Determine how many lines in the data below contain "конкурсного" and write only that number.

» **RECORDS TO USE**
* * * *
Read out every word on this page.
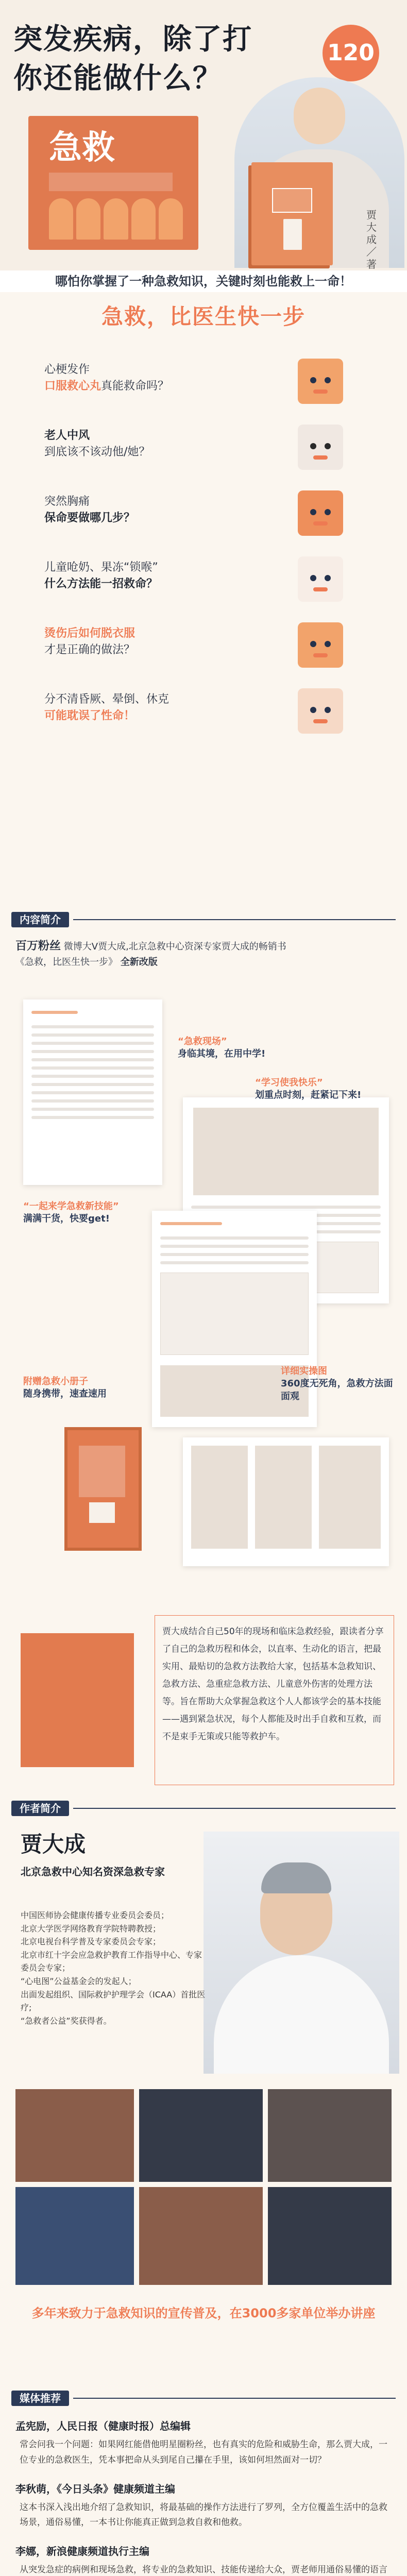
突发疾病，除了打
你还能做什么？
120
急救
贾大成／著
哪怕你掌握了一种急救知识，关键时刻也能救上一命！
急救，比医生快一步
心梗发作
口服救心丸真能救命吗？
老人中风
到底该不该动他/她？
突然胸痛
保命要做哪几步？
儿童呛奶、果冻“锁喉”
什么方法能一招救命？
烫伤后如何脱衣服
才是正确的做法？
分不清昏厥、晕倒、休克
可能耽误了性命！
内容简介
百万粉丝 微博大V贾大成,北京急救中心资深专家贾大成的畅销书
《急救，比医生快一步》 全新改版
“急救现场”
身临其境，在用中学!
“学习使我快乐”
划重点时刻，赶紧记下来!
“一起来学急救新技能”
满满干货，快要get!
详细实操图
360度无死角，急救方法面面观
附赠急救小册子
随身携带，速查速用
贾大成结合自己50年的现场和临床急救经验，跟读者分享了自己的急救历程和体会，以直率、生动化的语言，把最实用、最贴切的急救方法教给大家，包括基本急救知识、急救方法、急重症急救方法、儿童意外伤害的处理方法等。旨在帮助大众掌握急救这个人人都该学会的基本技能——遇到紧急状况，每个人都能及时出手自救和互救，而不是束手无策或只能等救护车。
作者简介
贾大成
北京急救中心知名资深急救专家

中国医师协会健康传播专业委员会委员；

北京大学医学网络教育学院特聘教授；

北京电视台科学普及专家委员会专家；

北京市红十字会应急救护教育工作指导中心、专家委员会专家；

“心电图”公益基金会的发起人；

出面发起组织、国际救护护理学会（ICAA）首批医疗;

“急救者公益”奖获得者。

多年来致力于急救知识的宣传普及，在3000多家单位举办讲座
媒体推荐
孟宪励，人民日报（健康时报）总编辑
常会问我一个问题：如果网红能借他明星圈粉丝，也有真实的危险和威胁生命，那么贾大成，一位专业的急救医生，凭本事把命从头到尾自己攥在手里，该如何坦然面对一切？
李秋萌，《今日头条》健康频道主编
这本书深入浅出地介绍了急救知识，将最基础的操作方法进行了罗列，全方位覆盖生活中的急救场景，通俗易懂，一本书让你能真正做到急救自救和他救。
李娜，新浪健康频道执行主编
从突发急症的病例和现场急救，将专业的急救知识、技能传递给大众，贾老师用通俗易懂的语言
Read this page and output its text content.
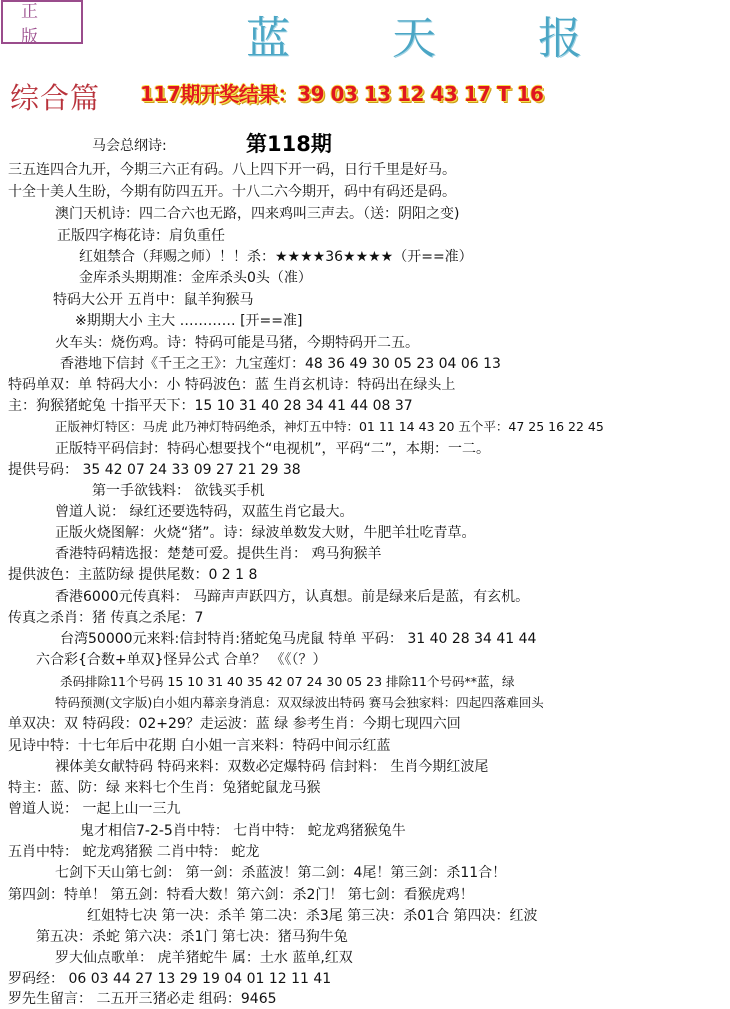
正 版	蓝 天 报
综合篇 117期开奖结果：39 03 13 12 43 17 T 16
第118期
马会总纲诗:
三五连四合九开，今期三六正有码。八上四下开一码，日行千里是好马。
十全十美人生盼，今期有防四五开。十八二六今期开，码中有码还是码。
澳门天机诗：四二合六也无路，四来鸡叫三声去。（送：阴阳之变)
正版四字梅花诗：肩负重任
红姐禁合（拜赐之师）！！杀：★★★★36★★★★（开==准）
金库杀头期期准：金库杀头0头（准）
特码大公开 五肖中：鼠羊狗猴马
※期期大小 主大 ………… [开==准]
火车头：烧伤鸡。诗：特码可能是马猪，今期特码开二五。
香港地下信封《千王之王》：九宝莲灯：48 36 49 30 05 23 04 06 13
特码单双：单 特码大小：小 特码波色：蓝 生肖玄机诗：特码出在绿头上
主：狗猴猪蛇兔 十指平天下：15 10 31 40 28 34 41 44 08 37
正版神灯特区：马虎 此乃神灯特码绝杀，神灯五中特：01 11 14 43 20 五个平：47 25 16 22 45
正版特平码信封：特码心想要找个“电视机”，平码“二”，本期：一二。
提供号码： 35 42 07 24 33 09 27 21 29 38
第一手欲钱料： 欲钱买手机
曾道人说： 绿红还要选特码，双蓝生肖它最大。
正版火烧图解：火烧“猪”。诗：绿波单数发大财，牛肥羊壮吃青草。
香港特码精选报：楚楚可爱。提供生肖： 鸡马狗猴羊
提供波色：主蓝防绿 提供尾数：0 2 1 8
香港6000元传真料： 马蹄声声跃四方，认真想。前是绿来后是蓝，有玄机。
传真之杀肖：猪 传真之杀尾：7
台湾50000元来料:信封特肖:猪蛇兔马虎鼠 特单 平码： 31 40 28 34 41 44
六合彩{合数+单双}怪异公式 合单？ 《《（？）
杀码排除11个号码 15 10 31 40 35 42 07 24 30 05 23 排除11个号码**蓝，绿
特码预测(文字版)白小姐内幕亲身消息：双双绿波出特码 赛马会独家料：四起四落难回头
单双决：双 特码段：02+29？走运波：蓝 绿 参考生肖：今期七现四六回
见诗中特：十七年后中花期 白小姐一言来料：特码中间示红蓝
裸体美女献特码 特码来料：双数必定爆特码 信封料： 生肖今期红波尾
特主：蓝、防：绿 来料七个生肖：兔猪蛇鼠龙马猴
曾道人说： 一起上山一三九
鬼才相信7-2-5肖中特： 七肖中特： 蛇龙鸡猪猴兔牛
五肖中特： 蛇龙鸡猪猴 二肖中特： 蛇龙
七剑下天山第七剑： 第一剑：杀蓝波！第二剑：4尾！第三剑：杀11合！
第四剑：特单！ 第五剑：特看大数！第六剑：杀2门！ 第七剑：看猴虎鸡！
红姐特七决 第一决：杀羊 第二决：杀3尾 第三决：杀01合 第四决：红波
第五决：杀蛇 第六决：杀1门 第七决：猪马狗牛兔
罗大仙点歌单： 虎羊猪蛇牛 属：土水 蓝单,红双
罗码经： 06 03 44 27 13 29 19 04 01 12 11 41
罗先生留言： 二五开三猪必走 组码：9465
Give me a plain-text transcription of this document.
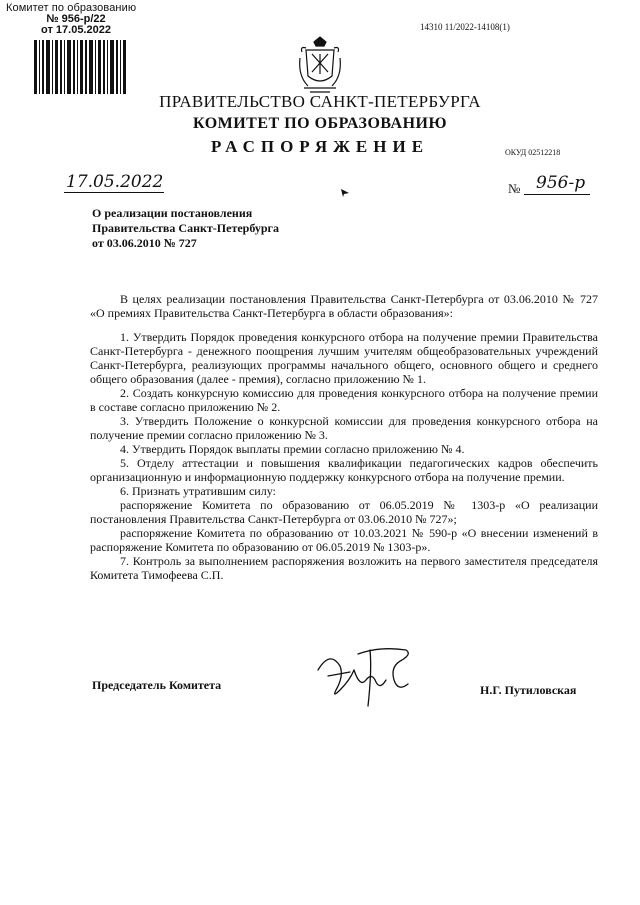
Комитет по образованию
№ 956-р/22
от 17.05.2022	14310 11/2022-14108(1)
ПРАВИТЕЛЬСТВО САНКТ-ПЕТЕРБУРГА
КОМИТЕТ ПО ОБРАЗОВАНИЮ
РАСПОРЯЖЕНИЕ	ОКУД 02512218
17.05.2022	№ 956-р
О реализации постановления
Правительства Санкт-Петербурга
от 03.06.2010 № 727

В целях реализации постановления Правительства Санкт-Петербурга от 03.06.2010 № 727 «О премиях Правительства Санкт-Петербурга в области образования»:

1. Утвердить Порядок проведения конкурсного отбора на получение премии Правительства Санкт-Петербурга - денежного поощрения лучшим учителям общеобразовательных учреждений Санкт-Петербурга, реализующих программы начального общего, основного общего и среднего общего образования (далее - премия), согласно приложению № 1.

2. Создать конкурсную комиссию для проведения конкурсного отбора на получение премии в составе согласно приложению № 2.

3. Утвердить Положение о конкурсной комиссии для проведения конкурсного отбора на получение премии согласно приложению № 3.

4. Утвердить Порядок выплаты премии согласно приложению № 4.

5. Отделу аттестации и повышения квалификации педагогических кадров обеспечить организационную и информационную поддержку конкурсного отбора на получение премии.

6. Признать утратившим силу:

распоряжение Комитета по образованию от 06.05.2019 № 1303-р «О реализации постановления Правительства Санкт-Петербурга от 03.06.2010 № 727»;

распоряжение Комитета по образованию от 10.03.2021 № 590-р «О внесении изменений в распоряжение Комитета по образованию от 06.05.2019 № 1303-р».

7. Контроль за выполнением распоряжения возложить на первого заместителя председателя Комитета Тимофеева С.П.

Председатель Комитета	Н.Г. Путиловская
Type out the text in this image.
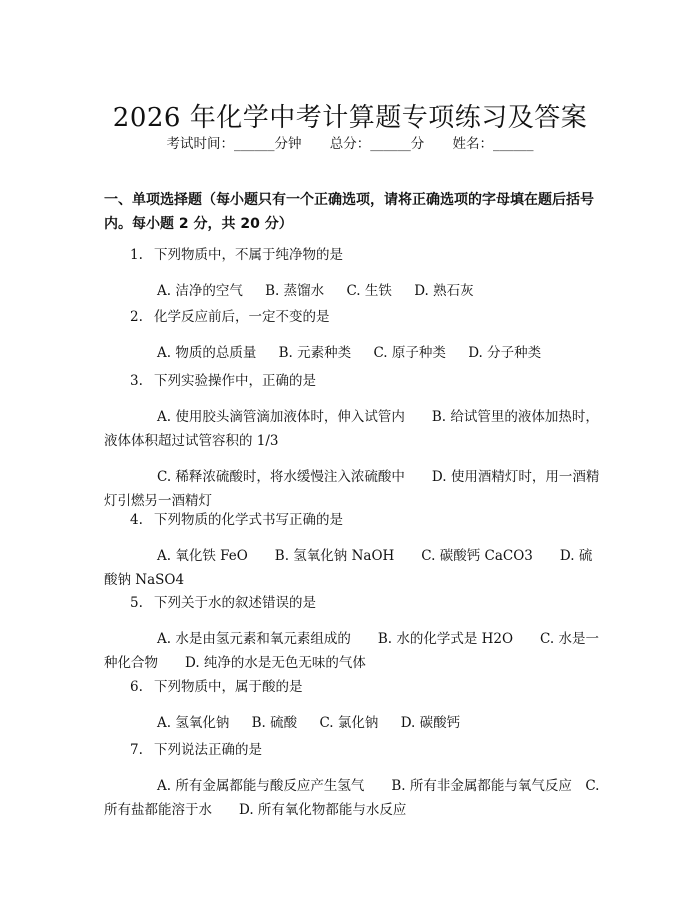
2026 年化学中考计算题专项练习及答案
考试时间：______分钟 总分：______分 姓名：______
一、单项选择题（每小题只有一个正确选项，请将正确选项的字母填在题后括号内。每小题 2 分，共 20 分）
1. 下列物质中，不属于纯净物的是
A. 洁净的空气 B. 蒸馏水 C. 生铁 D. 熟石灰
2. 化学反应前后，一定不变的是
A. 物质的总质量 B. 元素种类 C. 原子种类 D. 分子种类
3. 下列实验操作中，正确的是
A. 使用胶头滴管滴加液体时，伸入试管内　　B. 给试管里的液体加热时，液体体积超过试管容积的 1/3
C. 稀释浓硫酸时，将水缓慢注入浓硫酸中　　D. 使用酒精灯时，用一酒精灯引燃另一酒精灯
4. 下列物质的化学式书写正确的是
A. 氧化铁 FeO　　B. 氢氧化钠 NaOH　　C. 碳酸钙 CaCO3　　D. 硫酸钠 NaSO4
5. 下列关于水的叙述错误的是
A. 水是由氢元素和氧元素组成的　　B. 水的化学式是 H2O　　C. 水是一种化合物　　D. 纯净的水是无色无味的气体
6. 下列物质中，属于酸的是
A. 氢氧化钠 B. 硫酸 C. 氯化钠 D. 碳酸钙
7. 下列说法正确的是
A. 所有金属都能与酸反应产生氢气　　B. 所有非金属都能与氧气反应　C. 所有盐都能溶于水　　D. 所有氧化物都能与水反应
* * * *
» **COMPLETE ANSWER**
4